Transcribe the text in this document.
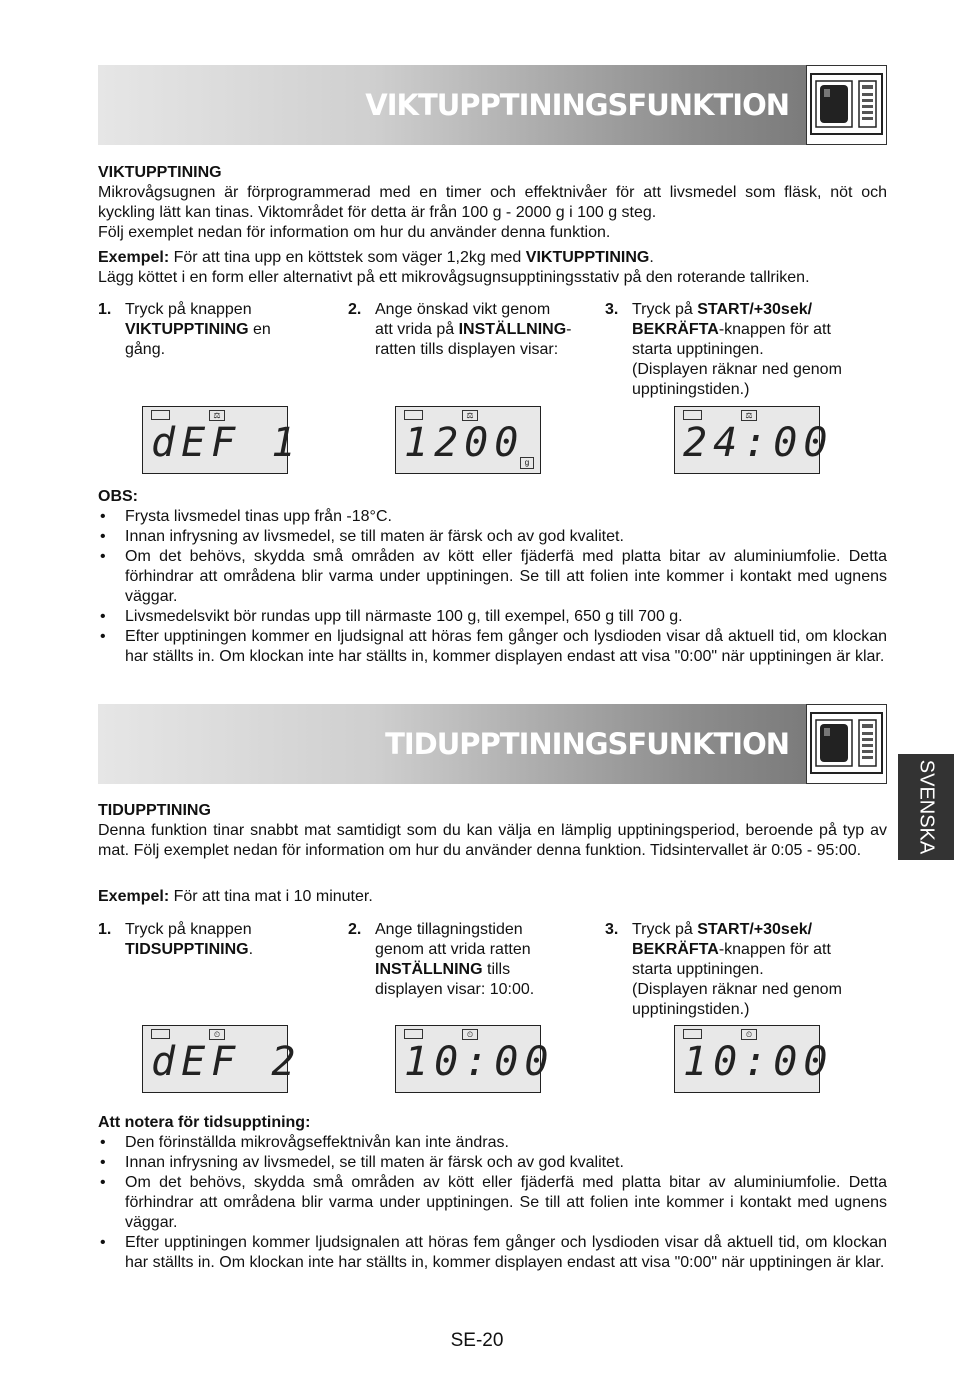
VIKTUPPTININGSFUNKTION

VIKTUPPTINING

Mikrovågsugnen är förprogrammerad med en timer och effektnivåer för att livsmedel som fläsk, nöt och kyckling lätt kan tinas. Viktområdet för detta är från 100 g - 2000 g i 100 g steg.

Följ exemplet nedan för information om hur du använder denna funktion.

Exempel: För att tina upp en köttstek som väger 1,2kg med VIKTUPPTINING.

Lägg köttet i en form eller alternativt på ett mikrovågsugnsupptiningsstativ på den roterande tallriken.

1. Tryck på knappen
VIKTUPPTINING en
gång.
2. Ange önskad vikt genom
att vrida på INSTÄLLNING-
ratten tills displayen visar:
3. Tryck på START/+30sek/
BEKRÄFTA-knappen för att
starta upptiningen.
(Displayen räknar ned genom
upptiningstiden.)
⚖
dEF 1
⚖
1200 g
⚖
24:00
OBS:
• Frysta livsmedel tinas upp från -18°C.
• Innan infrysning av livsmedel, se till maten är färsk och av god kvalitet.
• Om det behövs, skydda små områden av kött eller fjäderfä med platta bitar av aluminiumfolie. Detta förhindrar att områdena blir varma under upptiningen. Se till att folien inte kommer i kontakt med ugnens väggar.
• Livsmedelsvikt bör rundas upp till närmaste 100 g, till exempel, 650 g till 700 g.
• Efter upptiningen kommer en ljudsignal att höras fem gånger och lysdioden visar då aktuell tid, om klockan har ställts in. Om klockan inte har ställts in, kommer displayen endast att visa "0:00" när upptiningen är klar.
TIDUPPTININGSFUNKTION
SVENSKA

TIDUPPTINING

Denna funktion tinar snabbt mat samtidigt som du kan välja en lämplig upptiningsperiod, beroende på typ av mat. Följ exemplet nedan för information om hur du använder denna funktion. Tidsintervallet är 0:05 - 95:00.

Exempel: För att tina mat i 10 minuter.

1. Tryck på knappen
TIDSUPPTINING.
2. Ange tillagningstiden
genom att vrida ratten
INSTÄLLNING tills
displayen visar: 10:00.
3. Tryck på START/+30sek/
BEKRÄFTA-knappen för att
starta upptiningen.
(Displayen räknar ned genom
upptiningstiden.)
⏲
dEF 2
⏲
10:00
⏲
10:00
Att notera för tidsupptining:
• Den förinställda mikrovågseffektnivån kan inte ändras.
• Innan infrysning av livsmedel, se till maten är färsk och av god kvalitet.
• Om det behövs, skydda små områden av kött eller fjäderfä med platta bitar av aluminiumfolie. Detta förhindrar att områdena blir varma under upptiningen. Se till att folien inte kommer i kontakt med ugnens väggar.
• Efter upptiningen kommer ljudsignalen att höras fem gånger och lysdioden visar då aktuell tid, om klockan har ställts in. Om klockan inte har ställts in, kommer displayen endast att visa "0:00" när upptiningen är klar.
SE-20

• • •

• WHAT THE TASK REQUIRES:
Whenever the string "höras" shows up in a line of the records, copy that line.

• RESULT OF THIS TASK:
• Efter upptiningen kommer en ljudsignal att höras fem gånger och lysdioden visar då aktuell tid, om klockan har ställts in. Om klockan inte har ställts in, kommer displayen endast att visa "0:00" när upptiningen är klar.
• Efter upptiningen kommer ljudsignalen att höras fem gånger och lysdioden visar då aktuell tid, om klockan har ställts in. Om klockan inte har ställts in, kommer displayen endast att visa "0:00" när upptiningen är klar.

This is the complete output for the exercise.